* BEGIN INFORMATION PROVIDED *

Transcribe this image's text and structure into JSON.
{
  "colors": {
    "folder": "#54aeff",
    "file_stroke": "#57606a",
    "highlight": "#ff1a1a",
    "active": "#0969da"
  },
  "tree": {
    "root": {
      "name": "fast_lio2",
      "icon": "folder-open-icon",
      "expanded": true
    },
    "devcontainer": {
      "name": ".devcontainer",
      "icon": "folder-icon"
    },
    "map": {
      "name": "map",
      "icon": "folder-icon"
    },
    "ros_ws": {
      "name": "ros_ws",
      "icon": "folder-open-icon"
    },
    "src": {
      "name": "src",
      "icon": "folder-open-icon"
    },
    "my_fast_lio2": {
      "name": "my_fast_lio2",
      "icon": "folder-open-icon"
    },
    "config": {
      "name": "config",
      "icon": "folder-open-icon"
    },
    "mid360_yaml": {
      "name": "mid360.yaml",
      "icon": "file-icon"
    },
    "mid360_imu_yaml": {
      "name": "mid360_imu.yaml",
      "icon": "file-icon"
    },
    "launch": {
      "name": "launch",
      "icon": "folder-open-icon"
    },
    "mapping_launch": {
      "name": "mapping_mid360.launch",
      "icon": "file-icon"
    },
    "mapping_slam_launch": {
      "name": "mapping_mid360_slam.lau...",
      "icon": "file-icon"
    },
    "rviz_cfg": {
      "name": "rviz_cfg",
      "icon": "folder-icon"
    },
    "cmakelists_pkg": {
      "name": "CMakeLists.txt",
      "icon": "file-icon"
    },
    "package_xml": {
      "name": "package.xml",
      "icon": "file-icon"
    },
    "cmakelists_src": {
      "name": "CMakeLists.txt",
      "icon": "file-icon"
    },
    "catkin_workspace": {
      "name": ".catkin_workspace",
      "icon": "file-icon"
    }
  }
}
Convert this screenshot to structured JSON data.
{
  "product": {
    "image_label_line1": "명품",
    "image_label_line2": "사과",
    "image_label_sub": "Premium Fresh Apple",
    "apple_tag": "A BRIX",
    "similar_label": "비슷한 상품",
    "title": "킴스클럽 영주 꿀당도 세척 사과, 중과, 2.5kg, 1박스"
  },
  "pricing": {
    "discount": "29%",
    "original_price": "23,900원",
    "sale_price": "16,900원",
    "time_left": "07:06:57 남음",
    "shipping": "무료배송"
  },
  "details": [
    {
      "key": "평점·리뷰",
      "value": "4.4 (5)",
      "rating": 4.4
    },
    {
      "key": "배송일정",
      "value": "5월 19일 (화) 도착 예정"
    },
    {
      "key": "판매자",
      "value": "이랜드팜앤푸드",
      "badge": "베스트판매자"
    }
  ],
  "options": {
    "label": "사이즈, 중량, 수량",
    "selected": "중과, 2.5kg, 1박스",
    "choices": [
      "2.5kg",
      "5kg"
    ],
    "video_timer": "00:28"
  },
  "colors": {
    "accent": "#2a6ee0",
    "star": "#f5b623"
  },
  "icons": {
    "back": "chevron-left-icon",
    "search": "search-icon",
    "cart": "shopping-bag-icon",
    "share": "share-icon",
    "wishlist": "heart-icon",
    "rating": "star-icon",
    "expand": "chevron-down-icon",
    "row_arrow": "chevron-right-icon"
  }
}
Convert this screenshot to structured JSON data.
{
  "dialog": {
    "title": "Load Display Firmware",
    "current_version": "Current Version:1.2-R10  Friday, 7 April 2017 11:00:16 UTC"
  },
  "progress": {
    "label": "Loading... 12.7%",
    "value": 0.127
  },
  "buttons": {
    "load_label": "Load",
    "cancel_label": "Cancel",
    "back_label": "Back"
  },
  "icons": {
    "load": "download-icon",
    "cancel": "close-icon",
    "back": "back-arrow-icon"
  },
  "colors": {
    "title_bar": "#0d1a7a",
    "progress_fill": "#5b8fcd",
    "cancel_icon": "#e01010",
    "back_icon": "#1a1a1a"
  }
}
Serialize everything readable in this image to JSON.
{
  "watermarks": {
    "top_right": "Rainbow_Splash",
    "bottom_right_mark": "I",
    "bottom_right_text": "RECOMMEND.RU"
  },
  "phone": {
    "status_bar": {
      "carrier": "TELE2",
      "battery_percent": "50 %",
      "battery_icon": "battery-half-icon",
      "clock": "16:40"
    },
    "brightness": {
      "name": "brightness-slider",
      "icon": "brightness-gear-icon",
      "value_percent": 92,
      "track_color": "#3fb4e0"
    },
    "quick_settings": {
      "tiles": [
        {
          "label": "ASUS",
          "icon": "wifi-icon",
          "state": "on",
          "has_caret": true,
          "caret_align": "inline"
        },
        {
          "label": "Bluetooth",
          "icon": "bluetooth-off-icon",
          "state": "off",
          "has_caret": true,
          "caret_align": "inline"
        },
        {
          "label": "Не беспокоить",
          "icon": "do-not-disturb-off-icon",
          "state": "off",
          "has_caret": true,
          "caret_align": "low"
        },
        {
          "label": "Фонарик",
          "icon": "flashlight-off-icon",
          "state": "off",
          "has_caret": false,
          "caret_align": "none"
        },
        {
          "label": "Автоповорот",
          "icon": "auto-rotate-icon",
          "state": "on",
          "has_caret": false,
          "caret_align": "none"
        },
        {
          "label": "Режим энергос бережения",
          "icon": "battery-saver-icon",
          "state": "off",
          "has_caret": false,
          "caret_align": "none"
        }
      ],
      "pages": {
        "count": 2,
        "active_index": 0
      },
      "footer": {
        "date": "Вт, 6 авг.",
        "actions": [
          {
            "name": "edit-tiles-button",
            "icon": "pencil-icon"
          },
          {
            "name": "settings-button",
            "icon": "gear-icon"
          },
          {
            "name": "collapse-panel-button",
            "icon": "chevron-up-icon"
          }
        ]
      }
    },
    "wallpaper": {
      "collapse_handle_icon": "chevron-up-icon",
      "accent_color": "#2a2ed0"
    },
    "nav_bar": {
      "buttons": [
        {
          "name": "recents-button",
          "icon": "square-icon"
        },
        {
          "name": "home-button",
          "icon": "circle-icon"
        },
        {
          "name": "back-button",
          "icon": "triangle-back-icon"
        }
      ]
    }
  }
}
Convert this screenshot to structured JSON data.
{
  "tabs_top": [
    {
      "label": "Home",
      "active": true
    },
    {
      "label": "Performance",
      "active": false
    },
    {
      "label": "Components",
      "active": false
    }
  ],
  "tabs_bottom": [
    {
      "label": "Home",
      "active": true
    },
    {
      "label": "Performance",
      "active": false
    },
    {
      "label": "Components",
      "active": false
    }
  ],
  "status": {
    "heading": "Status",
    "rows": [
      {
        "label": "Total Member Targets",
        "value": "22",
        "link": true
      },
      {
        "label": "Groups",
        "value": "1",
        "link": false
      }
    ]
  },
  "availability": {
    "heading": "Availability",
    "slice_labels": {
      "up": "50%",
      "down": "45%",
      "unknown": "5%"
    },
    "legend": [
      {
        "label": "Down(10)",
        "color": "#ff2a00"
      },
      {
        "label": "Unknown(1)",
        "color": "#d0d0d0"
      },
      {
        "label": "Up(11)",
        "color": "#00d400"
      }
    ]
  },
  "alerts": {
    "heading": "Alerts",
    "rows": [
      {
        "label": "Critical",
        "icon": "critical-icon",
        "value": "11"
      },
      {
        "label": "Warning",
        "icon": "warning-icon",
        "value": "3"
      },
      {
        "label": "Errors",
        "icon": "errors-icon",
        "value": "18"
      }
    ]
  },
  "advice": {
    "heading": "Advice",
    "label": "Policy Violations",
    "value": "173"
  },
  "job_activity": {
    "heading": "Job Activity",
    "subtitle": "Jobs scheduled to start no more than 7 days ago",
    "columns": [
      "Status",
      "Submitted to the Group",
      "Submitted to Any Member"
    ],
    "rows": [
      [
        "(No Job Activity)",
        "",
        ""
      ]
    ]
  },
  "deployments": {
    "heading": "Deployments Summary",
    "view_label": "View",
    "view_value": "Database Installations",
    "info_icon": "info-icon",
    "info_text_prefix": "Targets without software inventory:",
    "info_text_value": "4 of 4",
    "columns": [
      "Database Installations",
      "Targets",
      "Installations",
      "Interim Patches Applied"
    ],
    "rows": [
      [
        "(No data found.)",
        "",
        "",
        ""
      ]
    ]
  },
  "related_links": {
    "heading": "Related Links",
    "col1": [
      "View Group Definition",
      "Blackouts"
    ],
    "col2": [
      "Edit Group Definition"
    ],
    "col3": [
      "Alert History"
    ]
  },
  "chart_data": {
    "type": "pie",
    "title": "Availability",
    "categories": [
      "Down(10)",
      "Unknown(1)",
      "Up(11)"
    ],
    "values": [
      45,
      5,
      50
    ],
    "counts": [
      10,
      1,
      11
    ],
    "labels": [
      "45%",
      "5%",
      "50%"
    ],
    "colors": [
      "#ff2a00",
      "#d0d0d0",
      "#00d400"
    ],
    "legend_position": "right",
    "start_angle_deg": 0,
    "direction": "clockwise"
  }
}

* END INFORMATION PROVIDED *

DIRECTION:
Tally up the lines holding the string "brightness" in this listing, and report the total alone.

OUTPUT OF THE EXERCISE:
3